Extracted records
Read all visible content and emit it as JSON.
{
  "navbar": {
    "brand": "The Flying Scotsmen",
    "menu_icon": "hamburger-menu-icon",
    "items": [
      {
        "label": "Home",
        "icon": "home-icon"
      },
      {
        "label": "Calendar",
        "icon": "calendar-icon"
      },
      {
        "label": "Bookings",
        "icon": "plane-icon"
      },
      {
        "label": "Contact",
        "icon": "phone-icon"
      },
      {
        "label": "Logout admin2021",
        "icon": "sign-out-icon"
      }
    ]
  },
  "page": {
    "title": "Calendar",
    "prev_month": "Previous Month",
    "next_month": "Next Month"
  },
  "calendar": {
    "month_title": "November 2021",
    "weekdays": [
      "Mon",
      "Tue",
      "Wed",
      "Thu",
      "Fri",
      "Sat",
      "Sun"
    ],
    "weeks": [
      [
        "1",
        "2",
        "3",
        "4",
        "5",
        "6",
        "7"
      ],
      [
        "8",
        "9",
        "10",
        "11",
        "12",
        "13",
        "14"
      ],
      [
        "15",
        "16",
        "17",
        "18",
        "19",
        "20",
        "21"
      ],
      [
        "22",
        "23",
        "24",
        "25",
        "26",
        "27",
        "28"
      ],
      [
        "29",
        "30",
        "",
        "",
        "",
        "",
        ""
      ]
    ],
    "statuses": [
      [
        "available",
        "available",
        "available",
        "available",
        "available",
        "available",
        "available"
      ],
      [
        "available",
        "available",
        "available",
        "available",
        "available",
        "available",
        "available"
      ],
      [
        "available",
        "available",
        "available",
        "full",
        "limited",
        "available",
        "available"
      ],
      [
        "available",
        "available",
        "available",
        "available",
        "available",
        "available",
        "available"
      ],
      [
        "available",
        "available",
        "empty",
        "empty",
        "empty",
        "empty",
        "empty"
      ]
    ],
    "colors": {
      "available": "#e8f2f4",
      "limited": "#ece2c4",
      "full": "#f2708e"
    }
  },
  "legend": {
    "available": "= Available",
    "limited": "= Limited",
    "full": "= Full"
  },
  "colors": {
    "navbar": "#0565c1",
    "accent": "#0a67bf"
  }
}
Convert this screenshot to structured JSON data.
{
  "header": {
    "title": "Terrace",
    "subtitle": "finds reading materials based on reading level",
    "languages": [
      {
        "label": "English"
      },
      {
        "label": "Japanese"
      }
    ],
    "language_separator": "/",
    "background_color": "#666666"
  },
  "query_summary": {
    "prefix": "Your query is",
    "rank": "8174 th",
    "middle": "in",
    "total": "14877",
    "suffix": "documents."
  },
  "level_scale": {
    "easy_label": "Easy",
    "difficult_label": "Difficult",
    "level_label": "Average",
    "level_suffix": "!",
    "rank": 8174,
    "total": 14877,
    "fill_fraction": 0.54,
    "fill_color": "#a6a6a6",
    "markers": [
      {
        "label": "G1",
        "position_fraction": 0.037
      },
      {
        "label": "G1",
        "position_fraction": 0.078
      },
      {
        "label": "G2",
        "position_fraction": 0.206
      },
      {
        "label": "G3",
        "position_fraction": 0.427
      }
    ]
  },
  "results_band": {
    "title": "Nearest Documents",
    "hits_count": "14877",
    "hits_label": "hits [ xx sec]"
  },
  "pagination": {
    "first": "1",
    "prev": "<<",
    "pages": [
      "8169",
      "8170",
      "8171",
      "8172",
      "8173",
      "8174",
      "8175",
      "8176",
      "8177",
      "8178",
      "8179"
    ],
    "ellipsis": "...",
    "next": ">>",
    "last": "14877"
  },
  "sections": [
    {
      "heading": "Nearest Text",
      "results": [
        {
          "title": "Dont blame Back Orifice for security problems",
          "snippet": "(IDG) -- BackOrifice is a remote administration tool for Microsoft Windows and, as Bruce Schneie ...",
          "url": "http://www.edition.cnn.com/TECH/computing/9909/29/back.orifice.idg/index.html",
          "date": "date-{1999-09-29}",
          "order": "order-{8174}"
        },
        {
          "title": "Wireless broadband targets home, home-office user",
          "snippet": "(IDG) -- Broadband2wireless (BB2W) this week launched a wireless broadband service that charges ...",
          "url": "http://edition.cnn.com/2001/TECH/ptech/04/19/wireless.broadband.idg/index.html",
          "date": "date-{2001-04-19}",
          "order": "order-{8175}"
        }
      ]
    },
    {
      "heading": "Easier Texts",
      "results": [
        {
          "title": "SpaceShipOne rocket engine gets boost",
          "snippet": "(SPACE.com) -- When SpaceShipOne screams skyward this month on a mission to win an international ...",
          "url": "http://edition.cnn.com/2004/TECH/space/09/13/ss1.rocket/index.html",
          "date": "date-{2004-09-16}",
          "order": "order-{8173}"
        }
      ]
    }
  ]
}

◆ Task requirements
Count how many lines include the string "SpaceShipOne". Nothing but the number is needed.

◆ Response
2